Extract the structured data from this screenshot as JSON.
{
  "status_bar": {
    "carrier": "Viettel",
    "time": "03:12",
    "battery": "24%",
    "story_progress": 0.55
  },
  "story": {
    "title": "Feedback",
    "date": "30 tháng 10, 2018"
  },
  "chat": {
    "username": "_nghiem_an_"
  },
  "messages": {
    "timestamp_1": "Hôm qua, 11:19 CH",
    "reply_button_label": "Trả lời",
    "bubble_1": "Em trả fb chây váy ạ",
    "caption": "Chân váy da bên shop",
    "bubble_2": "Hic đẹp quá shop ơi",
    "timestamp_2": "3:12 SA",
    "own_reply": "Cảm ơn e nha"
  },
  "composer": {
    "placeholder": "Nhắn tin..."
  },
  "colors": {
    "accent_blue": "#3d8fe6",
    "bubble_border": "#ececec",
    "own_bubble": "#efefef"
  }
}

::::::

• Task directions:
State the number of lines in this listing that contain the string "shop", and add nothing else.

• Solution to the problem:
2